--- Begin Material provided ---
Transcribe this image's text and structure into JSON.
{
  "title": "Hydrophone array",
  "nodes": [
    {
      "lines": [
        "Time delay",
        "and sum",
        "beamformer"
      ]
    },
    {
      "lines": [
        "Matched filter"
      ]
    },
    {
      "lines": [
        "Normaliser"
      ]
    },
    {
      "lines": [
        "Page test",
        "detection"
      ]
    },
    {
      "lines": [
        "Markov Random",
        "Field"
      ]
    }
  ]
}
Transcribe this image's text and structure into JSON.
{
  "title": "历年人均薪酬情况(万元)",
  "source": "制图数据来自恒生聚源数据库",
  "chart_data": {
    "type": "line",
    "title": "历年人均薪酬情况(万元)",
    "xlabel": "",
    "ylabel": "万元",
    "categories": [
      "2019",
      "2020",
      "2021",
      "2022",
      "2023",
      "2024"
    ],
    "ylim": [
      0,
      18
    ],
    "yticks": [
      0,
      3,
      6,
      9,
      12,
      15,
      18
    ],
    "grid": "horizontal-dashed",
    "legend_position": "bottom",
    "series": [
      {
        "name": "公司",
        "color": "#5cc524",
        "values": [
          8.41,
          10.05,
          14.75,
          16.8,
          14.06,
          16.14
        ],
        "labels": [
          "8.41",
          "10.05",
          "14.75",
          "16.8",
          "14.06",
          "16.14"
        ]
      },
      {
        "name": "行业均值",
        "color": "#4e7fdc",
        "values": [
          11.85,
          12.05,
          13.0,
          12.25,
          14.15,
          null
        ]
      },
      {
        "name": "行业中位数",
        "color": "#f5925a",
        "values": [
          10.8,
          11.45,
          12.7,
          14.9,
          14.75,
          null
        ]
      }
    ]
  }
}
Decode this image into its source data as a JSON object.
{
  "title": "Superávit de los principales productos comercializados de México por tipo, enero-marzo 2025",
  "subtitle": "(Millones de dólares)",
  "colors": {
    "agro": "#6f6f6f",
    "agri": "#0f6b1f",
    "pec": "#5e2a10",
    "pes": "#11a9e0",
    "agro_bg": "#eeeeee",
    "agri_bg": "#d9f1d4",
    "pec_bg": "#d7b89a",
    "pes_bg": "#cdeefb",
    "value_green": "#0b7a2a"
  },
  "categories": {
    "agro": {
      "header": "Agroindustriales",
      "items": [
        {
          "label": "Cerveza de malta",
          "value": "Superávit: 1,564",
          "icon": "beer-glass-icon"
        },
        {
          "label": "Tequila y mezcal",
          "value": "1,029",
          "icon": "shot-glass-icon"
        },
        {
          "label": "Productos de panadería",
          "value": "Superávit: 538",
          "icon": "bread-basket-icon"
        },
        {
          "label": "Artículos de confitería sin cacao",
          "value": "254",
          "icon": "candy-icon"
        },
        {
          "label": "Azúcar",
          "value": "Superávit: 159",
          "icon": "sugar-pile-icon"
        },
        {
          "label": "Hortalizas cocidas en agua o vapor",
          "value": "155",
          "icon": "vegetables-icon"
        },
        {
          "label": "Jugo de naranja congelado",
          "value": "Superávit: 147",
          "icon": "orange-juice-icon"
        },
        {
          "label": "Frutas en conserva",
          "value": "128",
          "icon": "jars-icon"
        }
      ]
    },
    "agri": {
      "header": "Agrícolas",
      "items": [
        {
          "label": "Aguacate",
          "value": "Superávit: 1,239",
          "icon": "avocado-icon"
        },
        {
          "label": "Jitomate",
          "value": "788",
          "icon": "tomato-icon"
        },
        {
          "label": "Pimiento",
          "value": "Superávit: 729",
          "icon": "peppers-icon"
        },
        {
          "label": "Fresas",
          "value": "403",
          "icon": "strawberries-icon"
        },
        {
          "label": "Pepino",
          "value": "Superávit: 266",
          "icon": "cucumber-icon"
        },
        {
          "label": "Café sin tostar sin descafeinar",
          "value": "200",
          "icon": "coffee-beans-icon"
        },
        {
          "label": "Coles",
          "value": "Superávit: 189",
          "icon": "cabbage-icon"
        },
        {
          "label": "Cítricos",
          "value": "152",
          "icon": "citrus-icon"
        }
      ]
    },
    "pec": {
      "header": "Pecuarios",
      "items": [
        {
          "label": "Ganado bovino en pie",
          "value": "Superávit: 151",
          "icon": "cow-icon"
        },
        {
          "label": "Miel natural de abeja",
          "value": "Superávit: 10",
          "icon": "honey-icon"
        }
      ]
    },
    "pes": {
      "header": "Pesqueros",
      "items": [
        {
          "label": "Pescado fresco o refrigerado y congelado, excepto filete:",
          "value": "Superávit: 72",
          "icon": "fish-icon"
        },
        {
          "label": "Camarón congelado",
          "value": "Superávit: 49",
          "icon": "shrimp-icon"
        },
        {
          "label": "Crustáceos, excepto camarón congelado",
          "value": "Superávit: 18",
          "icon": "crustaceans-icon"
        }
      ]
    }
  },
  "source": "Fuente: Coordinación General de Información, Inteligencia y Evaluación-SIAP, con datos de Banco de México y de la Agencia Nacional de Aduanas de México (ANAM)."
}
--- End Material provided ---
* Short exercise
Word for word, quote all of the data above.

* Task response
Transcribe this image's text and structure into JSON.
{
  "title": "Hydrophone array",
  "nodes": [
    {
      "lines": [
        "Time delay",
        "and sum",
        "beamformer"
      ]
    },
    {
      "lines": [
        "Matched filter"
      ]
    },
    {
      "lines": [
        "Normaliser"
      ]
    },
    {
      "lines": [
        "Page test",
        "detection"
      ]
    },
    {
      "lines": [
        "Markov Random",
        "Field"
      ]
    }
  ]
}
Transcribe this image's text and structure into JSON.
{
  "title": "历年人均薪酬情况(万元)",
  "source": "制图数据来自恒生聚源数据库",
  "chart_data": {
    "type": "line",
    "title": "历年人均薪酬情况(万元)",
    "xlabel": "",
    "ylabel": "万元",
    "categories": [
      "2019",
      "2020",
      "2021",
      "2022",
      "2023",
      "2024"
    ],
    "ylim": [
      0,
      18
    ],
    "yticks": [
      0,
      3,
      6,
      9,
      12,
      15,
      18
    ],
    "grid": "horizontal-dashed",
    "legend_position": "bottom",
    "series": [
      {
        "name": "公司",
        "color": "#5cc524",
        "values": [
          8.41,
          10.05,
          14.75,
          16.8,
          14.06,
          16.14
        ],
        "labels": [
          "8.41",
          "10.05",
          "14.75",
          "16.8",
          "14.06",
          "16.14"
        ]
      },
      {
        "name": "行业均值",
        "color": "#4e7fdc",
        "values": [
          11.85,
          12.05,
          13.0,
          12.25,
          14.15,
          null
        ]
      },
      {
        "name": "行业中位数",
        "color": "#f5925a",
        "values": [
          10.8,
          11.45,
          12.7,
          14.9,
          14.75,
          null
        ]
      }
    ]
  }
}
Decode this image into its source data as a JSON object.
{
  "title": "Superávit de los principales productos comercializados de México por tipo, enero-marzo 2025",
  "subtitle": "(Millones de dólares)",
  "colors": {
    "agro": "#6f6f6f",
    "agri": "#0f6b1f",
    "pec": "#5e2a10",
    "pes": "#11a9e0",
    "agro_bg": "#eeeeee",
    "agri_bg": "#d9f1d4",
    "pec_bg": "#d7b89a",
    "pes_bg": "#cdeefb",
    "value_green": "#0b7a2a"
  },
  "categories": {
    "agro": {
      "header": "Agroindustriales",
      "items": [
        {
          "label": "Cerveza de malta",
          "value": "Superávit: 1,564",
          "icon": "beer-glass-icon"
        },
        {
          "label": "Tequila y mezcal",
          "value": "1,029",
          "icon": "shot-glass-icon"
        },
        {
          "label": "Productos de panadería",
          "value": "Superávit: 538",
          "icon": "bread-basket-icon"
        },
        {
          "label": "Artículos de confitería sin cacao",
          "value": "254",
          "icon": "candy-icon"
        },
        {
          "label": "Azúcar",
          "value": "Superávit: 159",
          "icon": "sugar-pile-icon"
        },
        {
          "label": "Hortalizas cocidas en agua o vapor",
          "value": "155",
          "icon": "vegetables-icon"
        },
        {
          "label": "Jugo de naranja congelado",
          "value": "Superávit: 147",
          "icon": "orange-juice-icon"
        },
        {
          "label": "Frutas en conserva",
          "value": "128",
          "icon": "jars-icon"
        }
      ]
    },
    "agri": {
      "header": "Agrícolas",
      "items": [
        {
          "label": "Aguacate",
          "value": "Superávit: 1,239",
          "icon": "avocado-icon"
        },
        {
          "label": "Jitomate",
          "value": "788",
          "icon": "tomato-icon"
        },
        {
          "label": "Pimiento",
          "value": "Superávit: 729",
          "icon": "peppers-icon"
        },
        {
          "label": "Fresas",
          "value": "403",
          "icon": "strawberries-icon"
        },
        {
          "label": "Pepino",
          "value": "Superávit: 266",
          "icon": "cucumber-icon"
        },
        {
          "label": "Café sin tostar sin descafeinar",
          "value": "200",
          "icon": "coffee-beans-icon"
        },
        {
          "label": "Coles",
          "value": "Superávit: 189",
          "icon": "cabbage-icon"
        },
        {
          "label": "Cítricos",
          "value": "152",
          "icon": "citrus-icon"
        }
      ]
    },
    "pec": {
      "header": "Pecuarios",
      "items": [
        {
          "label": "Ganado bovino en pie",
          "value": "Superávit: 151",
          "icon": "cow-icon"
        },
        {
          "label": "Miel natural de abeja",
          "value": "Superávit: 10",
          "icon": "honey-icon"
        }
      ]
    },
    "pes": {
      "header": "Pesqueros",
      "items": [
        {
          "label": "Pescado fresco o refrigerado y congelado, excepto filete:",
          "value": "Superávit: 72",
          "icon": "fish-icon"
        },
        {
          "label": "Camarón congelado",
          "value": "Superávit: 49",
          "icon": "shrimp-icon"
        },
        {
          "label": "Crustáceos, excepto camarón congelado",
          "value": "Superávit: 18",
          "icon": "crustaceans-icon"
        }
      ]
    }
  },
  "source": "Fuente: Coordinación General de Información, Inteligencia y Evaluación-SIAP, con datos de Banco de México y de la Agencia Nacional de Aduanas de México (ANAM)."
}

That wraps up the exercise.